* **Task goal**
Among the records below, find each line that includes the string "ease" and copy it.

* **Stored data**
——
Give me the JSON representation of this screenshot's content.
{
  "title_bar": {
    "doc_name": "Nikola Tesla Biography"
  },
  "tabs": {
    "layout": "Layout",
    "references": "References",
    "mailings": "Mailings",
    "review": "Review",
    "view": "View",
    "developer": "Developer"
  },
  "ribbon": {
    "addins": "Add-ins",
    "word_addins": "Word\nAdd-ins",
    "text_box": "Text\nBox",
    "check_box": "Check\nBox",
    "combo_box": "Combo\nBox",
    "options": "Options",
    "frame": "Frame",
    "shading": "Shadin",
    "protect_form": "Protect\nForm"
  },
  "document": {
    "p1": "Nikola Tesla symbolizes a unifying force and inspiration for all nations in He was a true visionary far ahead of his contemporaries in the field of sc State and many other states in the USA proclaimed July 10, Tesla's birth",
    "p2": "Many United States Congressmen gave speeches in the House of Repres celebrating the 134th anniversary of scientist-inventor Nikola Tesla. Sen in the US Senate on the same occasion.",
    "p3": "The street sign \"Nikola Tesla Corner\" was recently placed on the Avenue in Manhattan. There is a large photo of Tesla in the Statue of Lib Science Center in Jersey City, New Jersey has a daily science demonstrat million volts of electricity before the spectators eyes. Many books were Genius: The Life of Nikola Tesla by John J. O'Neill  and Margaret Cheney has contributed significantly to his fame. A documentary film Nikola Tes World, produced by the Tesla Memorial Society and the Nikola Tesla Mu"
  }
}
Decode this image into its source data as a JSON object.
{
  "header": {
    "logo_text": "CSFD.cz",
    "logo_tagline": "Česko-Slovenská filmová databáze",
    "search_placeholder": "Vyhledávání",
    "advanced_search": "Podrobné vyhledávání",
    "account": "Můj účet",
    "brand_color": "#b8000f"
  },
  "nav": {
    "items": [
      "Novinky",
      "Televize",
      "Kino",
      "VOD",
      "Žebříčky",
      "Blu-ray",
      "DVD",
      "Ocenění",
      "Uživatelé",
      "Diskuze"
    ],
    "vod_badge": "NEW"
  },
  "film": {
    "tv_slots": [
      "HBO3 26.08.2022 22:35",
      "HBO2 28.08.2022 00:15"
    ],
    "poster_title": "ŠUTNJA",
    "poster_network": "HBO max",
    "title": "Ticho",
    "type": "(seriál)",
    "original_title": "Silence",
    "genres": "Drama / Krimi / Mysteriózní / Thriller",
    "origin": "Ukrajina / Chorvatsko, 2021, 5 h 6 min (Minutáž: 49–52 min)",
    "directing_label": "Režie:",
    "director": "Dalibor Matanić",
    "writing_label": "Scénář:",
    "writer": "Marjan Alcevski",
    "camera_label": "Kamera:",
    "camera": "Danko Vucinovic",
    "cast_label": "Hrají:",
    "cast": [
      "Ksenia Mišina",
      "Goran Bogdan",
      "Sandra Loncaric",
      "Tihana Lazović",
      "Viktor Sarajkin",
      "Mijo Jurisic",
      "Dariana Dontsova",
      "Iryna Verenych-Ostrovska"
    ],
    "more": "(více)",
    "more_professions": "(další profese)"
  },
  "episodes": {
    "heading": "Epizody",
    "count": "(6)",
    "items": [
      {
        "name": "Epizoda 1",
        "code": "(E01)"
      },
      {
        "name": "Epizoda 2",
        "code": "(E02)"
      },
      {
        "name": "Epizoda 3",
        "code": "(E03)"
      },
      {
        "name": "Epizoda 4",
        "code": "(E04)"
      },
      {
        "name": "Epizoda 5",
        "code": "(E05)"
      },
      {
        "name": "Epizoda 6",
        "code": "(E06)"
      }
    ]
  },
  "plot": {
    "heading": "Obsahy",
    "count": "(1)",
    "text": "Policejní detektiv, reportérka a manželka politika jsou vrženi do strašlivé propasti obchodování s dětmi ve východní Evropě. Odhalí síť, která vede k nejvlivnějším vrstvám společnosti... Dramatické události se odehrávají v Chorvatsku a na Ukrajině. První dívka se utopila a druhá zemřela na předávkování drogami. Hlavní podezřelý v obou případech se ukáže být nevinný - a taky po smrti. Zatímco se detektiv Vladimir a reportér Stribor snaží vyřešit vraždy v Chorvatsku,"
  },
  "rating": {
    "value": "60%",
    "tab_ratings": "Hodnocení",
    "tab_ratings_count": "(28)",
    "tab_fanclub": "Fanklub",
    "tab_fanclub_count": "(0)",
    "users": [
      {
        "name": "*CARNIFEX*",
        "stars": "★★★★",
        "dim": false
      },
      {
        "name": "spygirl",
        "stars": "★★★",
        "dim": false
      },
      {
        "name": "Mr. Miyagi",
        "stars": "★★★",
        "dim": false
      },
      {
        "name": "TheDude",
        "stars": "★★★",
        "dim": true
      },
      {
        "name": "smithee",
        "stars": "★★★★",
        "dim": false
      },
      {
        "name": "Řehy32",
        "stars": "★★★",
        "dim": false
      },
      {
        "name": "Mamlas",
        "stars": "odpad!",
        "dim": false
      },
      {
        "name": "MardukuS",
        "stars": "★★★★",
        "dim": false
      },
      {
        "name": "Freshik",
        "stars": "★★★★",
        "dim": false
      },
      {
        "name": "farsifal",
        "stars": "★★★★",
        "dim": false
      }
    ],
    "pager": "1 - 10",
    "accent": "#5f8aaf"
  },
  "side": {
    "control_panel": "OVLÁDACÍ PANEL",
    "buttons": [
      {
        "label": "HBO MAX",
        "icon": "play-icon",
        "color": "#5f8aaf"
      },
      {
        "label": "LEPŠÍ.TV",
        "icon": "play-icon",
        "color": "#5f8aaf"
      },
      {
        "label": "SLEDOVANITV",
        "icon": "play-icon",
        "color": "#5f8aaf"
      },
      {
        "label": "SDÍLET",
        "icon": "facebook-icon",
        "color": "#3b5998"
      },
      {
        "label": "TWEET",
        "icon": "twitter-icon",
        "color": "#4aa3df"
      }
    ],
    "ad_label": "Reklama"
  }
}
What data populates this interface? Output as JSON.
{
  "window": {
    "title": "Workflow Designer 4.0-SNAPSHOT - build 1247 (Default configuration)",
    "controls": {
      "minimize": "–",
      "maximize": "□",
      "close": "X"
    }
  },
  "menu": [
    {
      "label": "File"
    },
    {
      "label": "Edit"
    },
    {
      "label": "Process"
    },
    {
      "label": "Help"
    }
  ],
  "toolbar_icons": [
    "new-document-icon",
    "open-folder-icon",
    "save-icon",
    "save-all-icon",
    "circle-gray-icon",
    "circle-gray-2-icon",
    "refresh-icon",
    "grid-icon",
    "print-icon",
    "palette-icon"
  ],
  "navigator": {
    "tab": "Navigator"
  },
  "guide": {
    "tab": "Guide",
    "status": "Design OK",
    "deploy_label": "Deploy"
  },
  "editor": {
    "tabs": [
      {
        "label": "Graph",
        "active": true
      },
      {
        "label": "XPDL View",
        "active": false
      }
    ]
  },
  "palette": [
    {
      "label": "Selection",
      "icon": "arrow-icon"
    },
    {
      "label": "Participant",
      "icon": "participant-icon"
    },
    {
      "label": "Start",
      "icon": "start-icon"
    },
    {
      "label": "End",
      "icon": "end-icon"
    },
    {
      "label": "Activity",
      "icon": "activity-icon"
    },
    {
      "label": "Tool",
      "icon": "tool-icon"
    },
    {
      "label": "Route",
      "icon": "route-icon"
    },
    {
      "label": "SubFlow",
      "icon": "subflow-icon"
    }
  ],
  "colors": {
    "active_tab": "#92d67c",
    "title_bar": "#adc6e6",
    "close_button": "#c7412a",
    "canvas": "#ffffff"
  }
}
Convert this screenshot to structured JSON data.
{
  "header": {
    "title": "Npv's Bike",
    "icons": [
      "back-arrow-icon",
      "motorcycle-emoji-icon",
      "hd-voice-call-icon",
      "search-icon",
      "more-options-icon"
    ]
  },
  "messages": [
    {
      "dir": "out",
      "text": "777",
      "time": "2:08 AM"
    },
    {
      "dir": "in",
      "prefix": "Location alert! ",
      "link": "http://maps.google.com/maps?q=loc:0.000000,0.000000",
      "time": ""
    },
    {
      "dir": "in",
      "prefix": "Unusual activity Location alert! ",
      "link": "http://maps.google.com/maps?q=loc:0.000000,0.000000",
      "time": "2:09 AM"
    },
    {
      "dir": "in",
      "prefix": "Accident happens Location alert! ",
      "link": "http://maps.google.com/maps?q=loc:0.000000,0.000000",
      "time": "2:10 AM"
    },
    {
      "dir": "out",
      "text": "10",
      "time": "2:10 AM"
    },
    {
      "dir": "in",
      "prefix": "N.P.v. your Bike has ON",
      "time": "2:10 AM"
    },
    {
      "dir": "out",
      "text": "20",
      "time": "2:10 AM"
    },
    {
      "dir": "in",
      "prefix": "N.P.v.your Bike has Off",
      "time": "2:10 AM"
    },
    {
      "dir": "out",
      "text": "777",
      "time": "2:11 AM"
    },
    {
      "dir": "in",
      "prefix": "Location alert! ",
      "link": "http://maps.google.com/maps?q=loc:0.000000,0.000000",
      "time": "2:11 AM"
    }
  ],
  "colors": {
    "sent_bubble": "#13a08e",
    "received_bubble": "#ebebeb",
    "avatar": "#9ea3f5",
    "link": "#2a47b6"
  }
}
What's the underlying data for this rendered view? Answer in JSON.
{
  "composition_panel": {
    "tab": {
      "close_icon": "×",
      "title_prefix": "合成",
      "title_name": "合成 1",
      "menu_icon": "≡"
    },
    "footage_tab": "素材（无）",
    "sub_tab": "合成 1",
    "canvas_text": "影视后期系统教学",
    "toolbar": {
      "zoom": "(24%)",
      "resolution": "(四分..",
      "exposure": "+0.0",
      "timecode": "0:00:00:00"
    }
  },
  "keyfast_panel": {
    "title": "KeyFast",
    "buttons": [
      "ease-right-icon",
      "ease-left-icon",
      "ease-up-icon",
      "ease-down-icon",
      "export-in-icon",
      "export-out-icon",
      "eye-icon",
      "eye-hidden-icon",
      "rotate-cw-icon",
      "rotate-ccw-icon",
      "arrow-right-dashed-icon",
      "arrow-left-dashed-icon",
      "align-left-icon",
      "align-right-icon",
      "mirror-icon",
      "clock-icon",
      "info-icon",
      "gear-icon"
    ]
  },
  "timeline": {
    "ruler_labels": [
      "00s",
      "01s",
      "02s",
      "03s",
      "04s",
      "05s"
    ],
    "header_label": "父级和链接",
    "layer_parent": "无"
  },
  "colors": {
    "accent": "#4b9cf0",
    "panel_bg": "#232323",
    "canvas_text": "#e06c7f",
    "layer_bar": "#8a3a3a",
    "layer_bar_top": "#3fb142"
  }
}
——
* **Exercise solution**
      "ease-right-icon",
      "ease-left-icon",
      "ease-up-icon",
      "ease-down-icon",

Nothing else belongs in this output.